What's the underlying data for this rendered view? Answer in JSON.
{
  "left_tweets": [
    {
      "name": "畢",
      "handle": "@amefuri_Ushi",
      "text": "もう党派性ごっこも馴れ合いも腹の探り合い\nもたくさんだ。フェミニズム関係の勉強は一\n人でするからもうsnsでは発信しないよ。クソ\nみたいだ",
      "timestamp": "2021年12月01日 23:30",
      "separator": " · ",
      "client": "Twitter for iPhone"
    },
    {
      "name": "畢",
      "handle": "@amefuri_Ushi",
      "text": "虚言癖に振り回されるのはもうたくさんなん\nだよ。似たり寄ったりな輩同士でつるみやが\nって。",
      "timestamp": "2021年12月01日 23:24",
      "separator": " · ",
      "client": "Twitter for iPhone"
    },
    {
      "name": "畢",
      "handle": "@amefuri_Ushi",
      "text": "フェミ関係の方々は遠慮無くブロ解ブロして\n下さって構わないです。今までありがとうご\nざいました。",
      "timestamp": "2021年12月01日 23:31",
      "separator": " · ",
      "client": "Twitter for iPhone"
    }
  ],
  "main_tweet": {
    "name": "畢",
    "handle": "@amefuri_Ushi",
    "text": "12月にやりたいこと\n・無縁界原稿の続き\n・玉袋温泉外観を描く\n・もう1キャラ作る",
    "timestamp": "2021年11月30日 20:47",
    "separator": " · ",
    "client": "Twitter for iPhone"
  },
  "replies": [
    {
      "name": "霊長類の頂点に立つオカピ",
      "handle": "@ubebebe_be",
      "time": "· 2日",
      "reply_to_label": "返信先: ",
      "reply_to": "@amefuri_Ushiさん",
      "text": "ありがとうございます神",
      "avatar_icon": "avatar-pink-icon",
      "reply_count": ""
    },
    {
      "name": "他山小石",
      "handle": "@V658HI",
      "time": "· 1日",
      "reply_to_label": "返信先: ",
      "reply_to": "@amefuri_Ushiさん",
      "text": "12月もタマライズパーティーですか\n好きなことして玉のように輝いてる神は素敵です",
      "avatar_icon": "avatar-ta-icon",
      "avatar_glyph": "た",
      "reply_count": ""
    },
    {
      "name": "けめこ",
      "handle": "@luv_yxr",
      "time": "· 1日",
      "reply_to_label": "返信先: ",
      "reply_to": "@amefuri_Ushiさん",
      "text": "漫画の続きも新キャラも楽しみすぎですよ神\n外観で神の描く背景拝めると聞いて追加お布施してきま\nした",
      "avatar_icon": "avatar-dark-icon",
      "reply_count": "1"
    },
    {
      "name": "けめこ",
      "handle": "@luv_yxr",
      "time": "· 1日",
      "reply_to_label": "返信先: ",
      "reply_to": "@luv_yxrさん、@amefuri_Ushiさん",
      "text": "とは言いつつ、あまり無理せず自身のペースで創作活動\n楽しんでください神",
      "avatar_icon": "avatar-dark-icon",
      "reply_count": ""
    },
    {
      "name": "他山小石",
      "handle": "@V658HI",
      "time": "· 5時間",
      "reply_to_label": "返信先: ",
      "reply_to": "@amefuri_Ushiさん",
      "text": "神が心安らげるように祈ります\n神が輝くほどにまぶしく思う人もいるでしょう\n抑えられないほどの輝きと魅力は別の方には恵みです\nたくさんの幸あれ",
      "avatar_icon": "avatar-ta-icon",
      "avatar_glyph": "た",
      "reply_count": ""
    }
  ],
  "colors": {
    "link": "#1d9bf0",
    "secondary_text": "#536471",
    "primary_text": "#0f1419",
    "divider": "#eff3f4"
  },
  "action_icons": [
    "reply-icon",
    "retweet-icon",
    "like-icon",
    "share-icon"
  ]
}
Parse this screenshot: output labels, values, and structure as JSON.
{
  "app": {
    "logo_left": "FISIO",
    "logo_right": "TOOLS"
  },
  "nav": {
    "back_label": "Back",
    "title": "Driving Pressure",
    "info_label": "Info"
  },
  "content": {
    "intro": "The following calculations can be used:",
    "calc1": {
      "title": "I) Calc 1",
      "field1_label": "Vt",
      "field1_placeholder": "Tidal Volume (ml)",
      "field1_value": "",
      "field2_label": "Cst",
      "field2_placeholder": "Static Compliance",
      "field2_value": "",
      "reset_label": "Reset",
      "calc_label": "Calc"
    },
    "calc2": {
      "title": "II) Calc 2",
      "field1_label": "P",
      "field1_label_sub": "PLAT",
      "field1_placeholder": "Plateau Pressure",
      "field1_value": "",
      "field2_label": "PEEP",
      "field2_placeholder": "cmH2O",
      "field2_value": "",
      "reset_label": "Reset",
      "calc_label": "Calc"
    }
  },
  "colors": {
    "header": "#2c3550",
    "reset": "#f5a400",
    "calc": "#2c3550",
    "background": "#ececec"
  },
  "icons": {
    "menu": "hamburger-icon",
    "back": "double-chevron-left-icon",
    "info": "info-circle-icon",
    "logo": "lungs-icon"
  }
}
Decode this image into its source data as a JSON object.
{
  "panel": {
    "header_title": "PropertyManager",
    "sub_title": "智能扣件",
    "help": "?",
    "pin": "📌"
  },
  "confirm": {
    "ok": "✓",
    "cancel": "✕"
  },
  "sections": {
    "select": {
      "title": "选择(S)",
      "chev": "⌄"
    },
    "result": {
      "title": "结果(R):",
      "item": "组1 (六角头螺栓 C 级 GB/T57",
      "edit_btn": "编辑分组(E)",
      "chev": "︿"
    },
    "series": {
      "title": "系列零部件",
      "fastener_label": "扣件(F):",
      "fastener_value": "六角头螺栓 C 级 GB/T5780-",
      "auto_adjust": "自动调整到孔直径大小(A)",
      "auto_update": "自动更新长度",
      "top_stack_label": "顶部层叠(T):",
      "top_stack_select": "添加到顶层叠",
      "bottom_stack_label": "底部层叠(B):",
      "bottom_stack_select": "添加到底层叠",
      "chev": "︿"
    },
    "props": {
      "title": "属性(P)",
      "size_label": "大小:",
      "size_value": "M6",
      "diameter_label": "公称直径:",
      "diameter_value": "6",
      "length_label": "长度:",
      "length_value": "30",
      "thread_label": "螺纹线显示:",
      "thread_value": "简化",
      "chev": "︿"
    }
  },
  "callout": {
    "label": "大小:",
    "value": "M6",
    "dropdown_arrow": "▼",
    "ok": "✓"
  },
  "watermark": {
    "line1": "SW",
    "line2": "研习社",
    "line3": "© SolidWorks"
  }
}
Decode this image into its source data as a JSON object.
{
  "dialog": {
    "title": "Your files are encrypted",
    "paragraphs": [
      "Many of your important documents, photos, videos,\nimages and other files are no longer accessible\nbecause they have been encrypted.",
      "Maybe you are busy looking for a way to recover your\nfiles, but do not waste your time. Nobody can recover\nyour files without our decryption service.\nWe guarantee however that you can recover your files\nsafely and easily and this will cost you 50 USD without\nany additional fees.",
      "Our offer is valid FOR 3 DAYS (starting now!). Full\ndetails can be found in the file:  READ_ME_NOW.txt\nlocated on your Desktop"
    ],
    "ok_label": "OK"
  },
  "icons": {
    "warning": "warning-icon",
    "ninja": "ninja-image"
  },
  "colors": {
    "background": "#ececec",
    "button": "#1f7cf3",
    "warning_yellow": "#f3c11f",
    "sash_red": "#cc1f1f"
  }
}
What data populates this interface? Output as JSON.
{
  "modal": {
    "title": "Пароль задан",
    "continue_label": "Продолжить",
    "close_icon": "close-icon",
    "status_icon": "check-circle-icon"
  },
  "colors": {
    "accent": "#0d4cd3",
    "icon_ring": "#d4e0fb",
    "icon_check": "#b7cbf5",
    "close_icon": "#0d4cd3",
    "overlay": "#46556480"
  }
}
- - -
_Exercise aim_
Retype the data exactly as given.

_Task response_
What's the underlying data for this rendered view? Answer in JSON.
{
  "left_tweets": [
    {
      "name": "畢",
      "handle": "@amefuri_Ushi",
      "text": "もう党派性ごっこも馴れ合いも腹の探り合い\nもたくさんだ。フェミニズム関係の勉強は一\n人でするからもうsnsでは発信しないよ。クソ\nみたいだ",
      "timestamp": "2021年12月01日 23:30",
      "separator": " · ",
      "client": "Twitter for iPhone"
    },
    {
      "name": "畢",
      "handle": "@amefuri_Ushi",
      "text": "虚言癖に振り回されるのはもうたくさんなん\nだよ。似たり寄ったりな輩同士でつるみやが\nって。",
      "timestamp": "2021年12月01日 23:24",
      "separator": " · ",
      "client": "Twitter for iPhone"
    },
    {
      "name": "畢",
      "handle": "@amefuri_Ushi",
      "text": "フェミ関係の方々は遠慮無くブロ解ブロして\n下さって構わないです。今までありがとうご\nざいました。",
      "timestamp": "2021年12月01日 23:31",
      "separator": " · ",
      "client": "Twitter for iPhone"
    }
  ],
  "main_tweet": {
    "name": "畢",
    "handle": "@amefuri_Ushi",
    "text": "12月にやりたいこと\n・無縁界原稿の続き\n・玉袋温泉外観を描く\n・もう1キャラ作る",
    "timestamp": "2021年11月30日 20:47",
    "separator": " · ",
    "client": "Twitter for iPhone"
  },
  "replies": [
    {
      "name": "霊長類の頂点に立つオカピ",
      "handle": "@ubebebe_be",
      "time": "· 2日",
      "reply_to_label": "返信先: ",
      "reply_to": "@amefuri_Ushiさん",
      "text": "ありがとうございます神",
      "avatar_icon": "avatar-pink-icon",
      "reply_count": ""
    },
    {
      "name": "他山小石",
      "handle": "@V658HI",
      "time": "· 1日",
      "reply_to_label": "返信先: ",
      "reply_to": "@amefuri_Ushiさん",
      "text": "12月もタマライズパーティーですか\n好きなことして玉のように輝いてる神は素敵です",
      "avatar_icon": "avatar-ta-icon",
      "avatar_glyph": "た",
      "reply_count": ""
    },
    {
      "name": "けめこ",
      "handle": "@luv_yxr",
      "time": "· 1日",
      "reply_to_label": "返信先: ",
      "reply_to": "@amefuri_Ushiさん",
      "text": "漫画の続きも新キャラも楽しみすぎですよ神\n外観で神の描く背景拝めると聞いて追加お布施してきま\nした",
      "avatar_icon": "avatar-dark-icon",
      "reply_count": "1"
    },
    {
      "name": "けめこ",
      "handle": "@luv_yxr",
      "time": "· 1日",
      "reply_to_label": "返信先: ",
      "reply_to": "@luv_yxrさん、@amefuri_Ushiさん",
      "text": "とは言いつつ、あまり無理せず自身のペースで創作活動\n楽しんでください神",
      "avatar_icon": "avatar-dark-icon",
      "reply_count": ""
    },
    {
      "name": "他山小石",
      "handle": "@V658HI",
      "time": "· 5時間",
      "reply_to_label": "返信先: ",
      "reply_to": "@amefuri_Ushiさん",
      "text": "神が心安らげるように祈ります\n神が輝くほどにまぶしく思う人もいるでしょう\n抑えられないほどの輝きと魅力は別の方には恵みです\nたくさんの幸あれ",
      "avatar_icon": "avatar-ta-icon",
      "avatar_glyph": "た",
      "reply_count": ""
    }
  ],
  "colors": {
    "link": "#1d9bf0",
    "secondary_text": "#536471",
    "primary_text": "#0f1419",
    "divider": "#eff3f4"
  },
  "action_icons": [
    "reply-icon",
    "retweet-icon",
    "like-icon",
    "share-icon"
  ]
}
Parse this screenshot: output labels, values, and structure as JSON.
{
  "app": {
    "logo_left": "FISIO",
    "logo_right": "TOOLS"
  },
  "nav": {
    "back_label": "Back",
    "title": "Driving Pressure",
    "info_label": "Info"
  },
  "content": {
    "intro": "The following calculations can be used:",
    "calc1": {
      "title": "I) Calc 1",
      "field1_label": "Vt",
      "field1_placeholder": "Tidal Volume (ml)",
      "field1_value": "",
      "field2_label": "Cst",
      "field2_placeholder": "Static Compliance",
      "field2_value": "",
      "reset_label": "Reset",
      "calc_label": "Calc"
    },
    "calc2": {
      "title": "II) Calc 2",
      "field1_label": "P",
      "field1_label_sub": "PLAT",
      "field1_placeholder": "Plateau Pressure",
      "field1_value": "",
      "field2_label": "PEEP",
      "field2_placeholder": "cmH2O",
      "field2_value": "",
      "reset_label": "Reset",
      "calc_label": "Calc"
    }
  },
  "colors": {
    "header": "#2c3550",
    "reset": "#f5a400",
    "calc": "#2c3550",
    "background": "#ececec"
  },
  "icons": {
    "menu": "hamburger-icon",
    "back": "double-chevron-left-icon",
    "info": "info-circle-icon",
    "logo": "lungs-icon"
  }
}
Decode this image into its source data as a JSON object.
{
  "panel": {
    "header_title": "PropertyManager",
    "sub_title": "智能扣件",
    "help": "?",
    "pin": "📌"
  },
  "confirm": {
    "ok": "✓",
    "cancel": "✕"
  },
  "sections": {
    "select": {
      "title": "选择(S)",
      "chev": "⌄"
    },
    "result": {
      "title": "结果(R):",
      "item": "组1 (六角头螺栓 C 级 GB/T57",
      "edit_btn": "编辑分组(E)",
      "chev": "︿"
    },
    "series": {
      "title": "系列零部件",
      "fastener_label": "扣件(F):",
      "fastener_value": "六角头螺栓 C 级 GB/T5780-",
      "auto_adjust": "自动调整到孔直径大小(A)",
      "auto_update": "自动更新长度",
      "top_stack_label": "顶部层叠(T):",
      "top_stack_select": "添加到顶层叠",
      "bottom_stack_label": "底部层叠(B):",
      "bottom_stack_select": "添加到底层叠",
      "chev": "︿"
    },
    "props": {
      "title": "属性(P)",
      "size_label": "大小:",
      "size_value": "M6",
      "diameter_label": "公称直径:",
      "diameter_value": "6",
      "length_label": "长度:",
      "length_value": "30",
      "thread_label": "螺纹线显示:",
      "thread_value": "简化",
      "chev": "︿"
    }
  },
  "callout": {
    "label": "大小:",
    "value": "M6",
    "dropdown_arrow": "▼",
    "ok": "✓"
  },
  "watermark": {
    "line1": "SW",
    "line2": "研习社",
    "line3": "© SolidWorks"
  }
}
Decode this image into its source data as a JSON object.
{
  "dialog": {
    "title": "Your files are encrypted",
    "paragraphs": [
      "Many of your important documents, photos, videos,\nimages and other files are no longer accessible\nbecause they have been encrypted.",
      "Maybe you are busy looking for a way to recover your\nfiles, but do not waste your time. Nobody can recover\nyour files without our decryption service.\nWe guarantee however that you can recover your files\nsafely and easily and this will cost you 50 USD without\nany additional fees.",
      "Our offer is valid FOR 3 DAYS (starting now!). Full\ndetails can be found in the file:  READ_ME_NOW.txt\nlocated on your Desktop"
    ],
    "ok_label": "OK"
  },
  "icons": {
    "warning": "warning-icon",
    "ninja": "ninja-image"
  },
  "colors": {
    "background": "#ececec",
    "button": "#1f7cf3",
    "warning_yellow": "#f3c11f",
    "sash_red": "#cc1f1f"
  }
}
What data populates this interface? Output as JSON.
{
  "modal": {
    "title": "Пароль задан",
    "continue_label": "Продолжить",
    "close_icon": "close-icon",
    "status_icon": "check-circle-icon"
  },
  "colors": {
    "accent": "#0d4cd3",
    "icon_ring": "#d4e0fb",
    "icon_check": "#b7cbf5",
    "close_icon": "#0d4cd3",
    "overlay": "#46556480"
  }
}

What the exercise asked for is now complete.